Reproduce every entry below precisely. Pictures are excluded from the copy.

Data for the task:

* * *

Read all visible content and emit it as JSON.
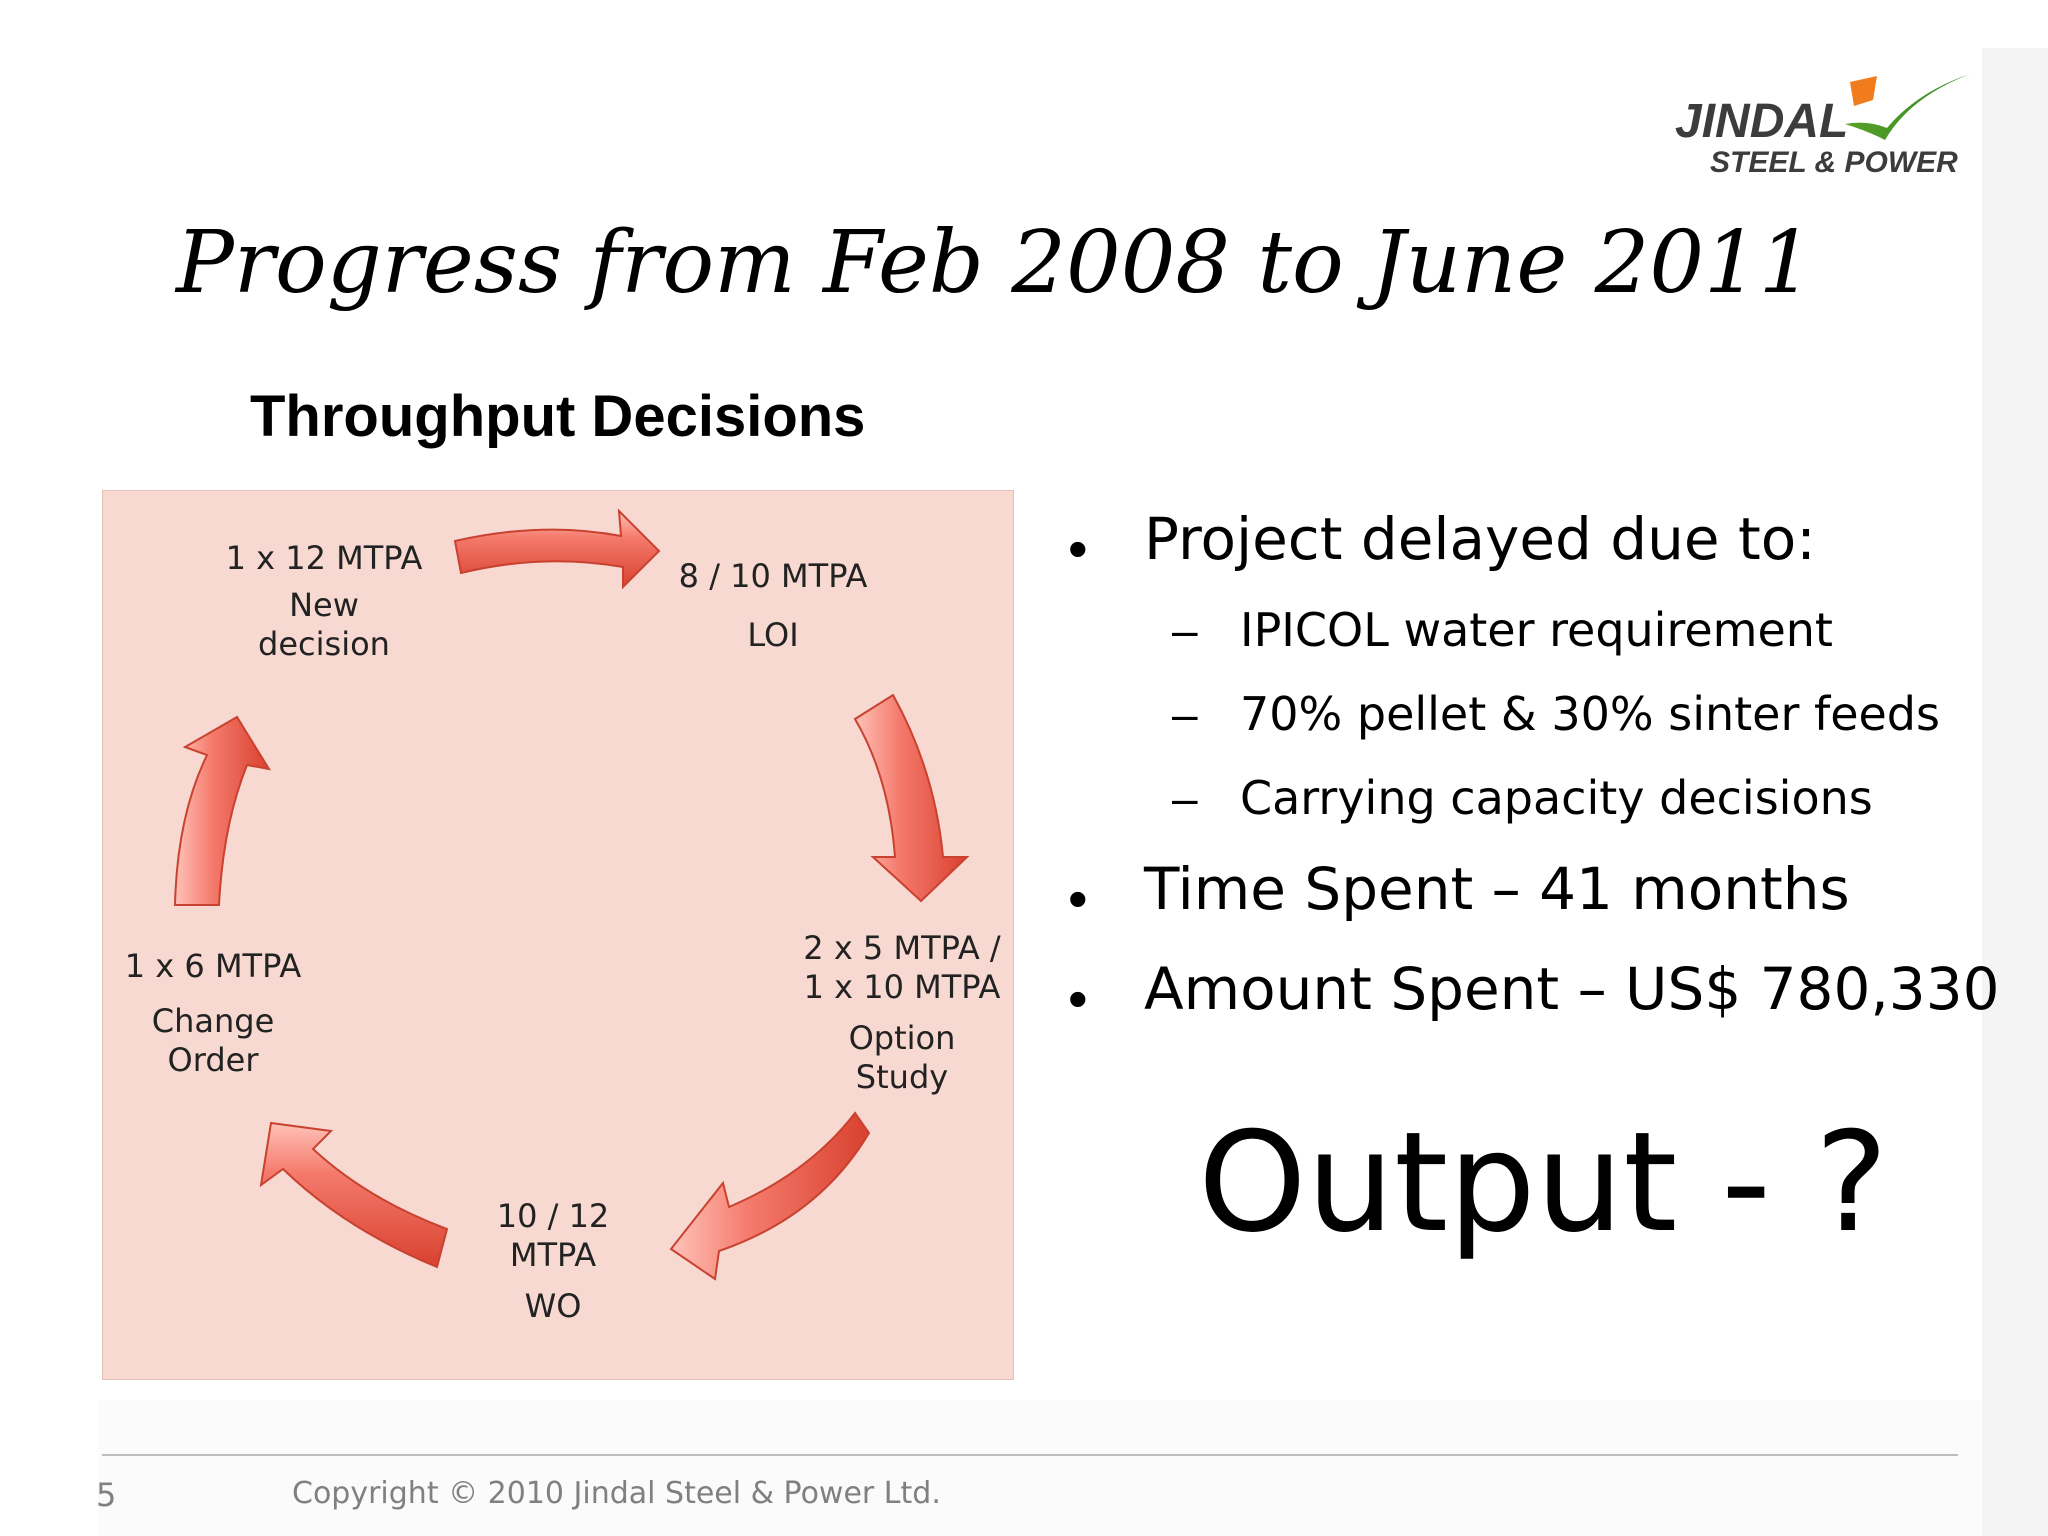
{
  "logo": {
    "word": "JINDAL",
    "sub": "STEEL & POWER"
  },
  "slide": {
    "title": "Progress from Feb 2008 to June 2011",
    "subtitle": "Throughput Decisions"
  },
  "diagram": {
    "nodes": [
      {
        "line1": "1 x 12 MTPA",
        "line2": "New",
        "line3": "decision"
      },
      {
        "line1": "8 / 10 MTPA",
        "line2": "LOI"
      },
      {
        "line1": "2 x 5 MTPA /",
        "line2": "1 x 10 MTPA",
        "line3": "Option",
        "line4": "Study"
      },
      {
        "line1": "10 / 12",
        "line2": "MTPA",
        "line3": "WO"
      },
      {
        "line1": "1 x 6 MTPA",
        "line2": "Change",
        "line3": "Order"
      }
    ],
    "arrow_color": "#e8574a"
  },
  "bullets": {
    "main1": "Project delayed due to:",
    "subs": [
      " IPICOL water requirement",
      "70% pellet & 30% sinter feeds",
      "Carrying capacity decisions"
    ],
    "main2": "Time Spent – 41 months",
    "main3": "Amount Spent – US$ 780,330",
    "bullet_glyph": "•",
    "dash_glyph": "–"
  },
  "output": "Output - ?",
  "footer": {
    "page_number": "5",
    "copyright": "Copyright © 2010 Jindal Steel & Power Ltd."
  }
}
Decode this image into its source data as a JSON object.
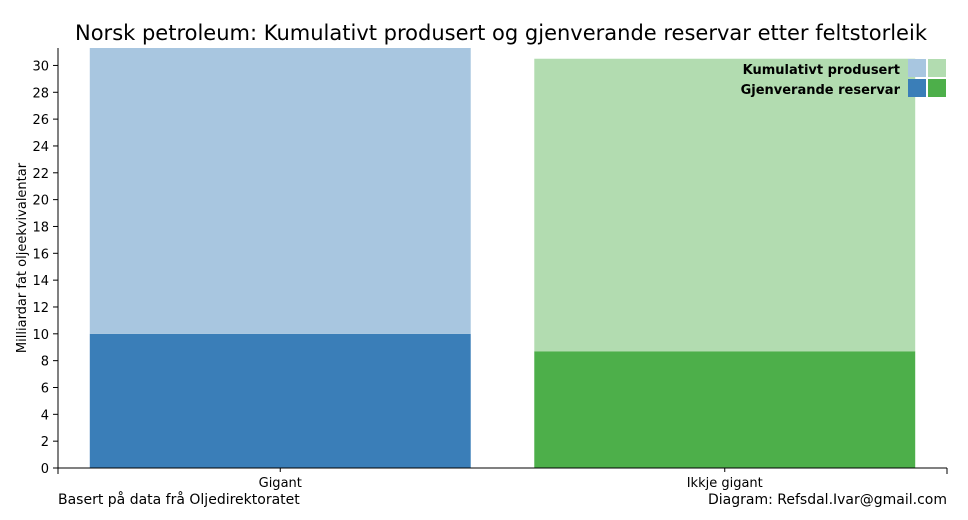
{
  "chart_data": {
    "type": "bar",
    "stacked": true,
    "title": "Norsk petroleum: Kumulativt produsert og gjenverande reservar etter feltstorleik",
    "xlabel": "",
    "ylabel": "Milliardar fat oljeekvivalentar",
    "ylim": [
      0,
      31.3
    ],
    "yticks": [
      0,
      2,
      4,
      6,
      8,
      10,
      12,
      14,
      16,
      18,
      20,
      22,
      24,
      26,
      28,
      30
    ],
    "categories": [
      "Gigant",
      "Ikkje gigant"
    ],
    "series": [
      {
        "name": "Gjenverande reservar",
        "values": [
          10.0,
          8.7
        ],
        "colors": [
          "#3a7eb8",
          "#4daf4a"
        ]
      },
      {
        "name": "Kumulativt produsert",
        "values": [
          21.3,
          21.8
        ],
        "colors": [
          "#a8c6e0",
          "#b2dcb0"
        ]
      }
    ],
    "legend_position": "top-right",
    "grid": false
  },
  "footer": {
    "left": "Basert på data frå Oljedirektoratet",
    "right": "Diagram: Refsdal.Ivar@gmail.com"
  }
}
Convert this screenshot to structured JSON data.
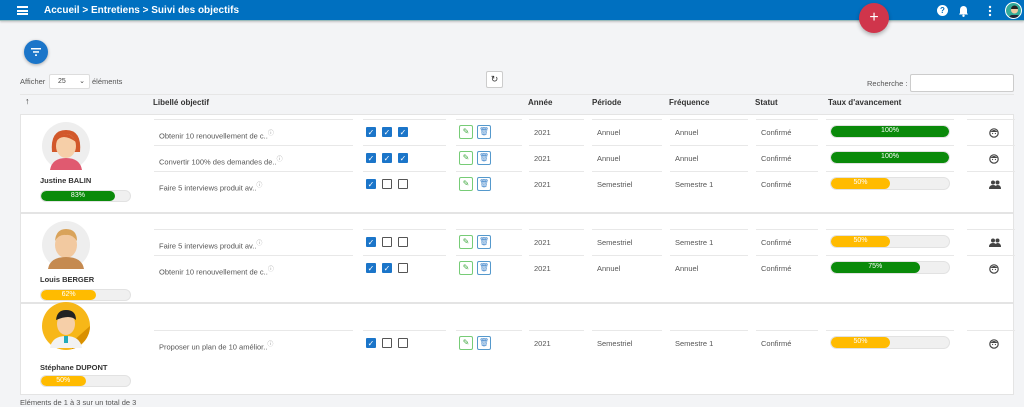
{
  "topbar": {
    "breadcrumb": "Accueil > Entretiens > Suivi des objectifs",
    "add_label": "+",
    "help_label": "?"
  },
  "colors": {
    "header": "#0070c0",
    "fab": "#d0354b",
    "green": "#0a8a0a",
    "yellow": "#ffbb00",
    "primary": "#1b75c9"
  },
  "toolbar": {
    "show_label": "Afficher",
    "page_size": "25",
    "elements_label": "éléments",
    "search_label": "Recherche :",
    "search_value": ""
  },
  "columns": {
    "sort": "↑",
    "label": "Libellé objectif",
    "year": "Année",
    "period": "Période",
    "frequency": "Fréquence",
    "status": "Statut",
    "progress": "Taux d'avancement"
  },
  "groups": [
    {
      "name": "Justine BALIN",
      "progress": 83,
      "progress_label": "83%",
      "avatar": "female-red-hair",
      "rows": [
        {
          "label": "Obtenir 10 renouvellement de c..",
          "checks": [
            true,
            true,
            true
          ],
          "year": "2021",
          "period": "Annuel",
          "frequency": "Annuel",
          "status": "Confirmé",
          "progress": 100,
          "progress_label": "100%",
          "icon": "person-icon"
        },
        {
          "label": "Convertir 100% des demandes de..",
          "checks": [
            true,
            true,
            true
          ],
          "year": "2021",
          "period": "Annuel",
          "frequency": "Annuel",
          "status": "Confirmé",
          "progress": 100,
          "progress_label": "100%",
          "icon": "person-icon"
        },
        {
          "label": "Faire 5 interviews produit av..",
          "checks": [
            true,
            false,
            false
          ],
          "year": "2021",
          "period": "Semestriel",
          "frequency": "Semestre 1",
          "status": "Confirmé",
          "progress": 50,
          "progress_label": "50%",
          "icon": "group-icon"
        }
      ]
    },
    {
      "name": "Louis BERGER",
      "progress": 62,
      "progress_label": "62%",
      "avatar": "male-blond",
      "rows": [
        {
          "label": "Faire 5 interviews produit av..",
          "checks": [
            true,
            false,
            false
          ],
          "year": "2021",
          "period": "Semestriel",
          "frequency": "Semestre 1",
          "status": "Confirmé",
          "progress": 50,
          "progress_label": "50%",
          "icon": "group-icon"
        },
        {
          "label": "Obtenir 10 renouvellement de c..",
          "checks": [
            true,
            true,
            false
          ],
          "year": "2021",
          "period": "Annuel",
          "frequency": "Annuel",
          "status": "Confirmé",
          "progress": 75,
          "progress_label": "75%",
          "icon": "person-icon"
        }
      ]
    },
    {
      "name": "Stéphane DUPONT",
      "progress": 50,
      "progress_label": "50%",
      "avatar": "male-doctor",
      "rows": [
        {
          "label": "Proposer un plan de 10 amélior..",
          "checks": [
            true,
            false,
            false
          ],
          "year": "2021",
          "period": "Semestriel",
          "frequency": "Semestre 1",
          "status": "Confirmé",
          "progress": 50,
          "progress_label": "50%",
          "icon": "person-icon"
        }
      ]
    }
  ],
  "footer": {
    "summary": "Eléments de 1 à 3 sur un total de 3"
  }
}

* * *

Answer to the task:
Read all visible content and emit it as JSON.
{
  "logo": {
    "word": "JINDAL",
    "sub": "STEEL & POWER"
  },
  "slide": {
    "title": "Progress from Feb 2008 to June 2011",
    "subtitle": "Throughput Decisions"
  },
  "diagram": {
    "nodes": [
      {
        "line1": "1 x 12 MTPA",
        "line2": "New",
        "line3": "decision"
      },
      {
        "line1": "8 / 10 MTPA",
        "line2": "LOI"
      },
      {
        "line1": "2 x 5 MTPA /",
        "line2": "1 x 10 MTPA",
        "line3": "Option",
        "line4": "Study"
      },
      {
        "line1": "10 / 12",
        "line2": "MTPA",
        "line3": "WO"
      },
      {
        "line1": "1 x 6 MTPA",
        "line2": "Change",
        "line3": "Order"
      }
    ],
    "arrow_color": "#e8574a"
  },
  "bullets": {
    "main1": "Project delayed due to:",
    "subs": [
      " IPICOL water requirement",
      "70% pellet & 30% sinter feeds",
      "Carrying capacity decisions"
    ],
    "main2": "Time Spent – 41 months",
    "main3": "Amount Spent – US$ 780,330",
    "bullet_glyph": "•",
    "dash_glyph": "–"
  },
  "output": "Output - ?",
  "footer": {
    "page_number": "5",
    "copyright": "Copyright © 2010 Jindal Steel & Power Ltd."
  }
}
Decode this image into its source data as a JSON object.
{
  "chart_data": {
    "type": "bar",
    "stacked": true,
    "title": "Norsk petroleum: Kumulativt produsert og gjenverande reservar etter feltstorleik",
    "xlabel": "",
    "ylabel": "Milliardar fat oljeekvivalentar",
    "ylim": [
      0,
      31.3
    ],
    "yticks": [
      0,
      2,
      4,
      6,
      8,
      10,
      12,
      14,
      16,
      18,
      20,
      22,
      24,
      26,
      28,
      30
    ],
    "categories": [
      "Gigant",
      "Ikkje gigant"
    ],
    "series": [
      {
        "name": "Gjenverande reservar",
        "values": [
          10.0,
          8.7
        ],
        "colors": [
          "#3a7eb8",
          "#4daf4a"
        ]
      },
      {
        "name": "Kumulativt produsert",
        "values": [
          21.3,
          21.8
        ],
        "colors": [
          "#a8c6e0",
          "#b2dcb0"
        ]
      }
    ],
    "legend_position": "top-right",
    "grid": false
  },
  "footer": {
    "left": "Basert på data frå Oljedirektoratet",
    "right": "Diagram: Refsdal.Ivar@gmail.com"
  }
}
Convert this screenshot to structured JSON data.
{
  "topbar": {
    "breadcrumb": "Accueil > Entretiens > Suivi des objectifs",
    "add_label": "+",
    "help_label": "?"
  },
  "colors": {
    "header": "#0070c0",
    "fab": "#d0354b",
    "green": "#0a8a0a",
    "yellow": "#ffbb00",
    "primary": "#1b75c9"
  },
  "toolbar": {
    "show_label": "Afficher",
    "page_size": "25",
    "elements_label": "éléments",
    "search_label": "Recherche :",
    "search_value": ""
  },
  "columns": {
    "sort": "↑",
    "label": "Libellé objectif",
    "year": "Année",
    "period": "Période",
    "frequency": "Fréquence",
    "status": "Statut",
    "progress": "Taux d'avancement"
  },
  "groups": [
    {
      "name": "Justine BALIN",
      "progress": 83,
      "progress_label": "83%",
      "avatar": "female-red-hair",
      "rows": [
        {
          "label": "Obtenir 10 renouvellement de c..",
          "checks": [
            true,
            true,
            true
          ],
          "year": "2021",
          "period": "Annuel",
          "frequency": "Annuel",
          "status": "Confirmé",
          "progress": 100,
          "progress_label": "100%",
          "icon": "person-icon"
        },
        {
          "label": "Convertir 100% des demandes de..",
          "checks": [
            true,
            true,
            true
          ],
          "year": "2021",
          "period": "Annuel",
          "frequency": "Annuel",
          "status": "Confirmé",
          "progress": 100,
          "progress_label": "100%",
          "icon": "person-icon"
        },
        {
          "label": "Faire 5 interviews produit av..",
          "checks": [
            true,
            false,
            false
          ],
          "year": "2021",
          "period": "Semestriel",
          "frequency": "Semestre 1",
          "status": "Confirmé",
          "progress": 50,
          "progress_label": "50%",
          "icon": "group-icon"
        }
      ]
    },
    {
      "name": "Louis BERGER",
      "progress": 62,
      "progress_label": "62%",
      "avatar": "male-blond",
      "rows": [
        {
          "label": "Faire 5 interviews produit av..",
          "checks": [
            true,
            false,
            false
          ],
          "year": "2021",
          "period": "Semestriel",
          "frequency": "Semestre 1",
          "status": "Confirmé",
          "progress": 50,
          "progress_label": "50%",
          "icon": "group-icon"
        },
        {
          "label": "Obtenir 10 renouvellement de c..",
          "checks": [
            true,
            true,
            false
          ],
          "year": "2021",
          "period": "Annuel",
          "frequency": "Annuel",
          "status": "Confirmé",
          "progress": 75,
          "progress_label": "75%",
          "icon": "person-icon"
        }
      ]
    },
    {
      "name": "Stéphane DUPONT",
      "progress": 50,
      "progress_label": "50%",
      "avatar": "male-doctor",
      "rows": [
        {
          "label": "Proposer un plan de 10 amélior..",
          "checks": [
            true,
            false,
            false
          ],
          "year": "2021",
          "period": "Semestriel",
          "frequency": "Semestre 1",
          "status": "Confirmé",
          "progress": 50,
          "progress_label": "50%",
          "icon": "person-icon"
        }
      ]
    }
  ],
  "footer": {
    "summary": "Eléments de 1 à 3 sur un total de 3"
  }
}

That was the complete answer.